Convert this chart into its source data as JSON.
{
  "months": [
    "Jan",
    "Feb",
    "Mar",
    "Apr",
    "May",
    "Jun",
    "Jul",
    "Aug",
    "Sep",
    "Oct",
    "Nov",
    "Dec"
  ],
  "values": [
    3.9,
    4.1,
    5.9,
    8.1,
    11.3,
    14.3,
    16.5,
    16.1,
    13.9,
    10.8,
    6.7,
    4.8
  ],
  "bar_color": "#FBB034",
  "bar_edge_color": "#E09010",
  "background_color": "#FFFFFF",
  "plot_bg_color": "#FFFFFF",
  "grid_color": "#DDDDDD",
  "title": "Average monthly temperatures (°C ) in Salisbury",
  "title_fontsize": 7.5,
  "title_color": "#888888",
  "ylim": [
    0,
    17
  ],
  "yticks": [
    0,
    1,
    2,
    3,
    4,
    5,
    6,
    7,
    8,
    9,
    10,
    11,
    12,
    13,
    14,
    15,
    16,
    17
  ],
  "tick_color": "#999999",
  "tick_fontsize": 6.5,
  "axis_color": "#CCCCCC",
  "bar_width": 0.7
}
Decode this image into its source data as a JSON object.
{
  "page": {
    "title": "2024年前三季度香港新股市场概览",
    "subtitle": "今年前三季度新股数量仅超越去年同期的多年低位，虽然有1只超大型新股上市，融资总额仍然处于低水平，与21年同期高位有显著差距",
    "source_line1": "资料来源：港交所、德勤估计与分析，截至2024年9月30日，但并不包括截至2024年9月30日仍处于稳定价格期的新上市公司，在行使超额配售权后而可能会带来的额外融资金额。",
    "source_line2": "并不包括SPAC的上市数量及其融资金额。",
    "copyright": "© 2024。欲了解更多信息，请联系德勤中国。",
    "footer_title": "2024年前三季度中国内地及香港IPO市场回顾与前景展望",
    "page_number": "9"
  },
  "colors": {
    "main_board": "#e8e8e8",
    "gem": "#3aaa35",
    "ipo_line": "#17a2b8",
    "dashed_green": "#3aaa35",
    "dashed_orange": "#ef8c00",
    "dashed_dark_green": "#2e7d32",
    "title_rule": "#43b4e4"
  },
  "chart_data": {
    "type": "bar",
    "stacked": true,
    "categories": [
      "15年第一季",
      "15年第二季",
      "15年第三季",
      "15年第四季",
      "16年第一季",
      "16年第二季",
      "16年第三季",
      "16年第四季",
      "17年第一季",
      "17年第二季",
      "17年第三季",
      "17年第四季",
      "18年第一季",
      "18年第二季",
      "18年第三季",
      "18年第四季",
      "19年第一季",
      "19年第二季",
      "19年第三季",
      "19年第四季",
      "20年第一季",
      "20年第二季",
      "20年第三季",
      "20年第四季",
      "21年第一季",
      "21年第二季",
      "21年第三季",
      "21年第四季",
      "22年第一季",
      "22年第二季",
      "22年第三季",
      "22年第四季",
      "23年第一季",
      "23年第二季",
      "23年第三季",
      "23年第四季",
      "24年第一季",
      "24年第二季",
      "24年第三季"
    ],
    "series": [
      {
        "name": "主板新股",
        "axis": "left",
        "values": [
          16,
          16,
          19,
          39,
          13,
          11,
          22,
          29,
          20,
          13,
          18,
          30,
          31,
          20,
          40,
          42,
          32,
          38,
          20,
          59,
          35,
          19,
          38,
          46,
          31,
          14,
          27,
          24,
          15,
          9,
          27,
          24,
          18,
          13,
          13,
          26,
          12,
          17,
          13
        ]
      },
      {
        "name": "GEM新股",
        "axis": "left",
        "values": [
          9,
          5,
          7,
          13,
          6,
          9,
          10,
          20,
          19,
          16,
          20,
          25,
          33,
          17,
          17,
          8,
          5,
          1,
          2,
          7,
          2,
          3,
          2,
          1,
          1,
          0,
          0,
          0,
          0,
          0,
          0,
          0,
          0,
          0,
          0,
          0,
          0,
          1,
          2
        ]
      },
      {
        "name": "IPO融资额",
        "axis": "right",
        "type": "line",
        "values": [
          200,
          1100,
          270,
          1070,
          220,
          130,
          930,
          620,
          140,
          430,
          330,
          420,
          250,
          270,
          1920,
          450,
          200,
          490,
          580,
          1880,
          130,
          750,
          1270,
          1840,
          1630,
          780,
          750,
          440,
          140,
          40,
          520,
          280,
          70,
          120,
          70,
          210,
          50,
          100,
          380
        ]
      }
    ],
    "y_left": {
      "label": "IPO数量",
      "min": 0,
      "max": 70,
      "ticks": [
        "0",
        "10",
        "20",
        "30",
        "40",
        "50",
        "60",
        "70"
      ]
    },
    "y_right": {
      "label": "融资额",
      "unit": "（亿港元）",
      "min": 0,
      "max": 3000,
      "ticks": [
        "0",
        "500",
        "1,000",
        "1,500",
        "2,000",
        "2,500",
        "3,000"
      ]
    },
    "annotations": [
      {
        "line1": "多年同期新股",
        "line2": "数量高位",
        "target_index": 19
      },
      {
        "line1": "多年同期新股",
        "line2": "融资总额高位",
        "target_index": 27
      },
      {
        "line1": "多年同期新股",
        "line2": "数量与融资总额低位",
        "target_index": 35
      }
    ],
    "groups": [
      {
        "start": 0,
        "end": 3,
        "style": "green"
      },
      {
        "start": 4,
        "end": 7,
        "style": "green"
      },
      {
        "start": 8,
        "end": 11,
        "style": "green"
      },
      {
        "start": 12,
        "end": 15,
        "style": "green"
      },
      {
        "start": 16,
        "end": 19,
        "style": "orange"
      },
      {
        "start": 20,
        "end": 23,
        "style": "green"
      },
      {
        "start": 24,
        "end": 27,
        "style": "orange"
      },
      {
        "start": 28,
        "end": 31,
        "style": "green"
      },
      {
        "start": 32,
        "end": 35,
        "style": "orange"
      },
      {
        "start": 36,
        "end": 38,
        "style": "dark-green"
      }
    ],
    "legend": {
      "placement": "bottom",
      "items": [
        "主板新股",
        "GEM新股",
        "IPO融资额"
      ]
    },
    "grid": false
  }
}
------------------------------
● PROBLEM REQUIREMENTS
Write down all the entries again without a single difference.

● CORRECT RESULT
Convert this chart into its source data as JSON.
{
  "months": [
    "Jan",
    "Feb",
    "Mar",
    "Apr",
    "May",
    "Jun",
    "Jul",
    "Aug",
    "Sep",
    "Oct",
    "Nov",
    "Dec"
  ],
  "values": [
    3.9,
    4.1,
    5.9,
    8.1,
    11.3,
    14.3,
    16.5,
    16.1,
    13.9,
    10.8,
    6.7,
    4.8
  ],
  "bar_color": "#FBB034",
  "bar_edge_color": "#E09010",
  "background_color": "#FFFFFF",
  "plot_bg_color": "#FFFFFF",
  "grid_color": "#DDDDDD",
  "title": "Average monthly temperatures (°C ) in Salisbury",
  "title_fontsize": 7.5,
  "title_color": "#888888",
  "ylim": [
    0,
    17
  ],
  "yticks": [
    0,
    1,
    2,
    3,
    4,
    5,
    6,
    7,
    8,
    9,
    10,
    11,
    12,
    13,
    14,
    15,
    16,
    17
  ],
  "tick_color": "#999999",
  "tick_fontsize": 6.5,
  "axis_color": "#CCCCCC",
  "bar_width": 0.7
}
Decode this image into its source data as a JSON object.
{
  "page": {
    "title": "2024年前三季度香港新股市场概览",
    "subtitle": "今年前三季度新股数量仅超越去年同期的多年低位，虽然有1只超大型新股上市，融资总额仍然处于低水平，与21年同期高位有显著差距",
    "source_line1": "资料来源：港交所、德勤估计与分析，截至2024年9月30日，但并不包括截至2024年9月30日仍处于稳定价格期的新上市公司，在行使超额配售权后而可能会带来的额外融资金额。",
    "source_line2": "并不包括SPAC的上市数量及其融资金额。",
    "copyright": "© 2024。欲了解更多信息，请联系德勤中国。",
    "footer_title": "2024年前三季度中国内地及香港IPO市场回顾与前景展望",
    "page_number": "9"
  },
  "colors": {
    "main_board": "#e8e8e8",
    "gem": "#3aaa35",
    "ipo_line": "#17a2b8",
    "dashed_green": "#3aaa35",
    "dashed_orange": "#ef8c00",
    "dashed_dark_green": "#2e7d32",
    "title_rule": "#43b4e4"
  },
  "chart_data": {
    "type": "bar",
    "stacked": true,
    "categories": [
      "15年第一季",
      "15年第二季",
      "15年第三季",
      "15年第四季",
      "16年第一季",
      "16年第二季",
      "16年第三季",
      "16年第四季",
      "17年第一季",
      "17年第二季",
      "17年第三季",
      "17年第四季",
      "18年第一季",
      "18年第二季",
      "18年第三季",
      "18年第四季",
      "19年第一季",
      "19年第二季",
      "19年第三季",
      "19年第四季",
      "20年第一季",
      "20年第二季",
      "20年第三季",
      "20年第四季",
      "21年第一季",
      "21年第二季",
      "21年第三季",
      "21年第四季",
      "22年第一季",
      "22年第二季",
      "22年第三季",
      "22年第四季",
      "23年第一季",
      "23年第二季",
      "23年第三季",
      "23年第四季",
      "24年第一季",
      "24年第二季",
      "24年第三季"
    ],
    "series": [
      {
        "name": "主板新股",
        "axis": "left",
        "values": [
          16,
          16,
          19,
          39,
          13,
          11,
          22,
          29,
          20,
          13,
          18,
          30,
          31,
          20,
          40,
          42,
          32,
          38,
          20,
          59,
          35,
          19,
          38,
          46,
          31,
          14,
          27,
          24,
          15,
          9,
          27,
          24,
          18,
          13,
          13,
          26,
          12,
          17,
          13
        ]
      },
      {
        "name": "GEM新股",
        "axis": "left",
        "values": [
          9,
          5,
          7,
          13,
          6,
          9,
          10,
          20,
          19,
          16,
          20,
          25,
          33,
          17,
          17,
          8,
          5,
          1,
          2,
          7,
          2,
          3,
          2,
          1,
          1,
          0,
          0,
          0,
          0,
          0,
          0,
          0,
          0,
          0,
          0,
          0,
          0,
          1,
          2
        ]
      },
      {
        "name": "IPO融资额",
        "axis": "right",
        "type": "line",
        "values": [
          200,
          1100,
          270,
          1070,
          220,
          130,
          930,
          620,
          140,
          430,
          330,
          420,
          250,
          270,
          1920,
          450,
          200,
          490,
          580,
          1880,
          130,
          750,
          1270,
          1840,
          1630,
          780,
          750,
          440,
          140,
          40,
          520,
          280,
          70,
          120,
          70,
          210,
          50,
          100,
          380
        ]
      }
    ],
    "y_left": {
      "label": "IPO数量",
      "min": 0,
      "max": 70,
      "ticks": [
        "0",
        "10",
        "20",
        "30",
        "40",
        "50",
        "60",
        "70"
      ]
    },
    "y_right": {
      "label": "融资额",
      "unit": "（亿港元）",
      "min": 0,
      "max": 3000,
      "ticks": [
        "0",
        "500",
        "1,000",
        "1,500",
        "2,000",
        "2,500",
        "3,000"
      ]
    },
    "annotations": [
      {
        "line1": "多年同期新股",
        "line2": "数量高位",
        "target_index": 19
      },
      {
        "line1": "多年同期新股",
        "line2": "融资总额高位",
        "target_index": 27
      },
      {
        "line1": "多年同期新股",
        "line2": "数量与融资总额低位",
        "target_index": 35
      }
    ],
    "groups": [
      {
        "start": 0,
        "end": 3,
        "style": "green"
      },
      {
        "start": 4,
        "end": 7,
        "style": "green"
      },
      {
        "start": 8,
        "end": 11,
        "style": "green"
      },
      {
        "start": 12,
        "end": 15,
        "style": "green"
      },
      {
        "start": 16,
        "end": 19,
        "style": "orange"
      },
      {
        "start": 20,
        "end": 23,
        "style": "green"
      },
      {
        "start": 24,
        "end": 27,
        "style": "orange"
      },
      {
        "start": 28,
        "end": 31,
        "style": "green"
      },
      {
        "start": 32,
        "end": 35,
        "style": "orange"
      },
      {
        "start": 36,
        "end": 38,
        "style": "dark-green"
      }
    ],
    "legend": {
      "placement": "bottom",
      "items": [
        "主板新股",
        "GEM新股",
        "IPO融资额"
      ]
    },
    "grid": false
  }
}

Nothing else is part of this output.